_Material supplied_:
[BEGIN]

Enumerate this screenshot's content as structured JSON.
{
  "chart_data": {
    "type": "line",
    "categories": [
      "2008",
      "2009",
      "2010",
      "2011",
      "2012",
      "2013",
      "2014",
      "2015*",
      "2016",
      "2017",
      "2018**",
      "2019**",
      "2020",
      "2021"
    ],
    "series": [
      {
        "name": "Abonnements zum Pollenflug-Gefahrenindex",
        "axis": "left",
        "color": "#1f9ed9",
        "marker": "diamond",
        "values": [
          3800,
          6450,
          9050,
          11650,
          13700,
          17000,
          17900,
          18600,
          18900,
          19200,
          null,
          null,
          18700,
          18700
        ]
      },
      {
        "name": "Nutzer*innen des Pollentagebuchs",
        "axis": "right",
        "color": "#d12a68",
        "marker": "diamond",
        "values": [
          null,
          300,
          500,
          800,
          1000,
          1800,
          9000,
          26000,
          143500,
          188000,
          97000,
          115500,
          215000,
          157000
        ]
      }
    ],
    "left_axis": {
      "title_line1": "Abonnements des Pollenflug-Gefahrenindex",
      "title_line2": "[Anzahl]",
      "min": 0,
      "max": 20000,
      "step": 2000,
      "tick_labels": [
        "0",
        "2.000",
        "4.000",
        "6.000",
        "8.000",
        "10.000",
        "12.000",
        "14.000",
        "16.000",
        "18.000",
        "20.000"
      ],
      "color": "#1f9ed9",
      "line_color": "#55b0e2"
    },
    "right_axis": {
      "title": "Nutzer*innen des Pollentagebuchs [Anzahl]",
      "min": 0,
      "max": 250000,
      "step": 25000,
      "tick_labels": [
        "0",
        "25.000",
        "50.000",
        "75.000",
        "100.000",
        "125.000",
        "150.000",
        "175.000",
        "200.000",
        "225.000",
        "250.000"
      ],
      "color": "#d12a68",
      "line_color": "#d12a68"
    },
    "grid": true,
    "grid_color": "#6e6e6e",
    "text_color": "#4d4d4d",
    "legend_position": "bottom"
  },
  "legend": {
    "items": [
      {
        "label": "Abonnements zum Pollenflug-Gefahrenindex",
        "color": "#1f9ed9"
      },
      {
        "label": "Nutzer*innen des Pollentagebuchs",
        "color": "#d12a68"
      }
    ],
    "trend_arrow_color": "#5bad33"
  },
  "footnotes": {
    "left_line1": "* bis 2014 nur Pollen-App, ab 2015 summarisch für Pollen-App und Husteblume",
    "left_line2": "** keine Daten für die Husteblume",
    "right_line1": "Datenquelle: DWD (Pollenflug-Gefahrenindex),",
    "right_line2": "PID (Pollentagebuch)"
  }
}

[END]

_The task_:
In the lines above, locate the string "Husteblume". Copy every line where it occurs.

_Response to this exercise_:
    "left_line1": "* bis 2014 nur Pollen-App, ab 2015 summarisch für Pollen-App und Husteblume",
    "left_line2": "** keine Daten für die Husteblume",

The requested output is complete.